OBJECTIVE: Hunt for the word "上海新材料科技股份有限公司" across the entries below, copying each line that holds it.

GIVEN INFORMATION:
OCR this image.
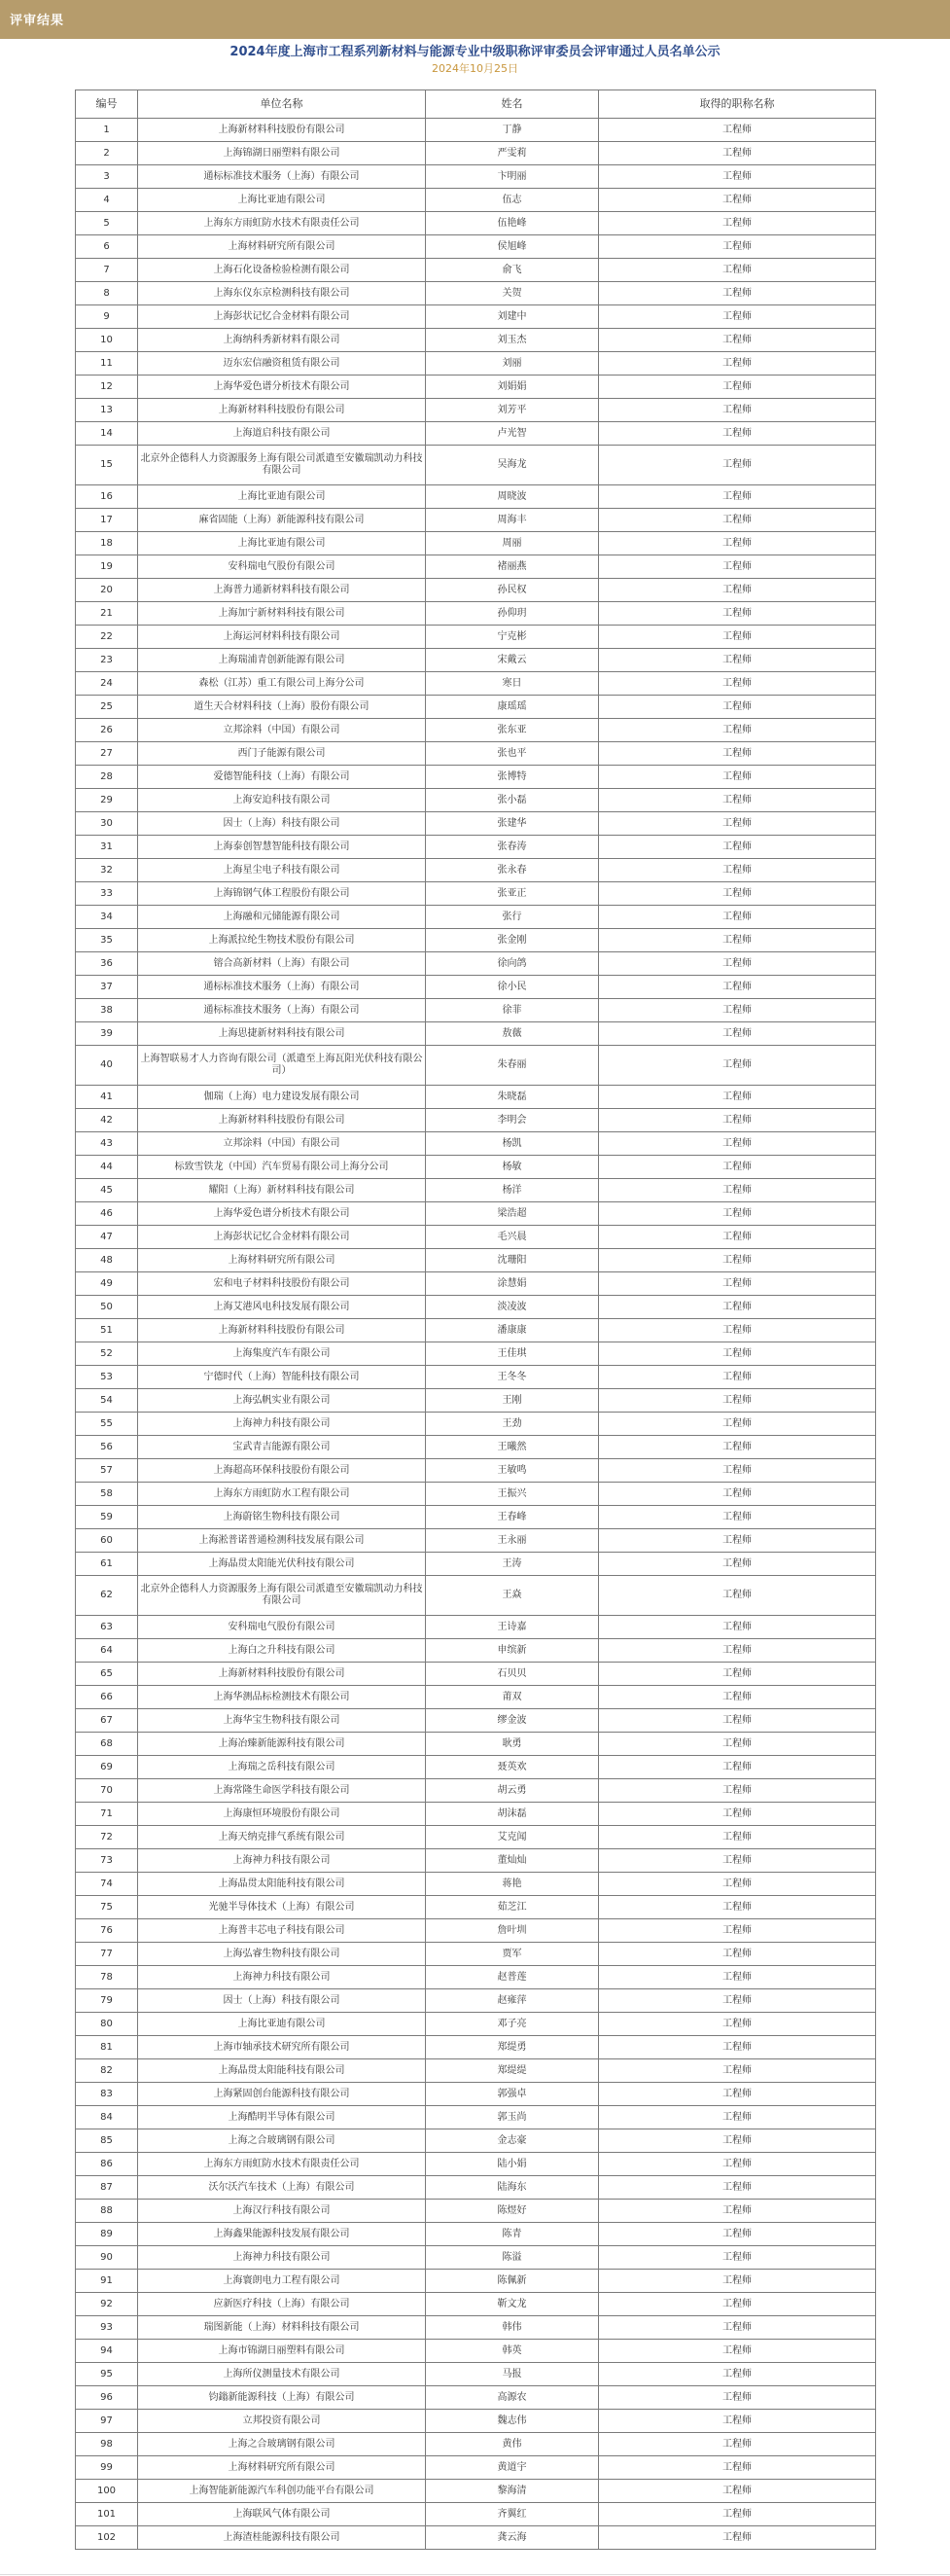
评审结果
2024年度上海市工程系列新材料与能源专业中级职称评审委员会评审通过人员名单公示
2024年10月25日
编号	单位名称	姓名	取得的职称名称
1	上海新材料科技股份有限公司	丁静	工程师
2	上海锦湖日丽塑料有限公司	严雯莉	工程师
3	通标标准技术服务（上海）有限公司	卞明丽	工程师
4	上海比亚迪有限公司	伍志	工程师
5	上海东方雨虹防水技术有限责任公司	伍艳峰	工程师
6	上海材料研究所有限公司	侯旭峰	工程师
7	上海石化设备检验检测有限公司	俞飞	工程师
8	上海东仪东京检测科技有限公司	关贺	工程师
9	上海彭状记忆合金材料有限公司	刘建中	工程师
10	上海纳科秀新材料有限公司	刘玉杰	工程师
11	迈东宏信融资租赁有限公司	刘丽	工程师
12	上海华爱色谱分析技术有限公司	刘娟娟	工程师
13	上海新材料科技股份有限公司	刘芳平	工程师
14	上海道启科技有限公司	卢光智	工程师
15	北京外企德科人力资源服务上海有限公司派遣至安徽瑞凯动力科技有限公司	吴海龙	工程师
16	上海比亚迪有限公司	周晓波	工程师
17	麻省固能（上海）新能源科技有限公司	周海丰	工程师
18	上海比亚迪有限公司	周丽	工程师
19	安科瑞电气股份有限公司	褚丽燕	工程师
20	上海普力通新材料科技有限公司	孙民权	工程师
21	上海加宁新材料科技有限公司	孙仰玥	工程师
22	上海运河材料科技有限公司	宁克彬	工程师
23	上海瑞浦青创新能源有限公司	宋戴云	工程师
24	森松（江苏）重工有限公司上海分公司	寒日	工程师
25	道生天合材料科技（上海）股份有限公司	康瑶瑶	工程师
26	立邦涂料（中国）有限公司	张东亚	工程师
27	西门子能源有限公司	张也平	工程师
28	爱德智能科技（上海）有限公司	张博特	工程师
29	上海安迫科技有限公司	张小磊	工程师
30	因士（上海）科技有限公司	张建华	工程师
31	上海泰创智慧智能科技有限公司	张春涛	工程师
32	上海星尘电子科技有限公司	张永春	工程师
33	上海锦钢气体工程股份有限公司	张亚正	工程师
34	上海融和元储能源有限公司	张行	工程师
35	上海派拉纶生物技术股份有限公司	张金刚	工程师
36	镕合高新材料（上海）有限公司	徐向鸽	工程师
37	通标标准技术服务（上海）有限公司	徐小民	工程师
38	通标标准技术服务（上海）有限公司	徐菲	工程师
39	上海思捷新材料科技有限公司	敖薇	工程师
40	上海智联易才人力咨询有限公司（派遣至上海瓦阳光伏科技有限公司）	朱春丽	工程师
41	伽瑞（上海）电力建设发展有限公司	朱晓磊	工程师
42	上海新材料科技股份有限公司	李明会	工程师
43	立邦涂料（中国）有限公司	杨凯	工程师
44	标致雪铁龙（中国）汽车贸易有限公司上海分公司	杨敏	工程师
45	耀阳（上海）新材料科技有限公司	杨洋	工程师
46	上海华爱色谱分析技术有限公司	梁浩超	工程师
47	上海彭状记忆合金材料有限公司	毛兴晨	工程师
48	上海材料研究所有限公司	沈珊阳	工程师
49	宏和电子材料科技股份有限公司	涂慧娟	工程师
50	上海艾港风电科技发展有限公司	淡凌波	工程师
51	上海新材料科技股份有限公司	潘康康	工程师
52	上海集度汽车有限公司	王佳琪	工程师
53	宁德时代（上海）智能科技有限公司	王冬冬	工程师
54	上海弘帆实业有限公司	王刚	工程师
55	上海神力科技有限公司	王劲	工程师
56	宝武青吉能源有限公司	王曦然	工程师
57	上海超高环保科技股份有限公司	王敏鸣	工程师
58	上海东方雨虹防水工程有限公司	王振兴	工程师
59	上海蔚铭生物科技有限公司	王春峰	工程师
60	上海淞普诺普通检测科技发展有限公司	王永丽	工程师
61	上海晶贯太阳能光伏科技有限公司	王涛	工程师
62	北京外企德科人力资源服务上海有限公司派遣至安徽瑞凯动力科技有限公司	王焱	工程师
63	安科瑞电气股份有限公司	王诗嘉	工程师
64	上海白之升科技有限公司	申缤新	工程师
65	上海新材料科技股份有限公司	石贝贝	工程师
66	上海华测品标检测技术有限公司	莆双	工程师
67	上海华宝生物科技有限公司	缪金波	工程师
68	上海冶臻新能源科技有限公司	耿勇	工程师
69	上海瑞之岳科技有限公司	聂英欢	工程师
70	上海常隆生命医学科技有限公司	胡云勇	工程师
71	上海康恒环境股份有限公司	胡沫磊	工程师
72	上海天纳克排气系统有限公司	艾克闻	工程师
73	上海神力科技有限公司	董灿灿	工程师
74	上海晶贯太阳能科技有限公司	蒋艳	工程师
75	光驰半导体技术（上海）有限公司	茹芝江	工程师
76	上海普丰芯电子科技有限公司	詹叶圳	工程师
77	上海弘睿生物科技有限公司	贾军	工程师
78	上海神力科技有限公司	赵普莲	工程师
79	因士（上海）科技有限公司	赵雍萍	工程师
80	上海比亚迪有限公司	邓子亮	工程师
81	上海市轴承技术研究所有限公司	郑缇勇	工程师
82	上海晶贯太阳能科技有限公司	郑缇缇	工程师
83	上海紧固创台能源科技有限公司	郭强卓	工程师
84	上海酷明半导体有限公司	郭玉尚	工程师
85	上海之合玻璃钢有限公司	金志豪	工程师
86	上海东方雨虹防水技术有限责任公司	陆小娟	工程师
87	沃尔沃汽车技术（上海）有限公司	陆海东	工程师
88	上海汉行科技有限公司	陈煜好	工程师
89	上海鑫果能源科技发展有限公司	陈青	工程师
90	上海神力科技有限公司	陈溢	工程师
91	上海寰朗电力工程有限公司	陈佩新	工程师
92	应新医疗科技（上海）有限公司	靳文龙	工程师
93	瑞图新能（上海）材料科技有限公司	韩伟	工程师
94	上海市锦湖日丽塑料有限公司	韩英	工程师
95	上海所仪测量技术有限公司	马报	工程师
96	钧鎓新能源科技（上海）有限公司	高源农	工程师
97	立邦投资有限公司	魏志伟	工程师
98	上海之合玻璃钢有限公司	黄伟	工程师
99	上海材料研究所有限公司	黄道宇	工程师
100	上海智能新能源汽车科创功能平台有限公司	黎海清	工程师
101	上海联风气体有限公司	齐翼红	工程师
102	上海渣桂能源科技有限公司	龚云海	工程师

ANSWER TO THIS EXERCISE:
1	上海新材料科技股份有限公司	丁静	工程师
13	上海新材料科技股份有限公司	刘芳平	工程师
42	上海新材料科技股份有限公司	李明会	工程师
51	上海新材料科技股份有限公司	潘康康	工程师
65	上海新材料科技股份有限公司	石贝贝	工程师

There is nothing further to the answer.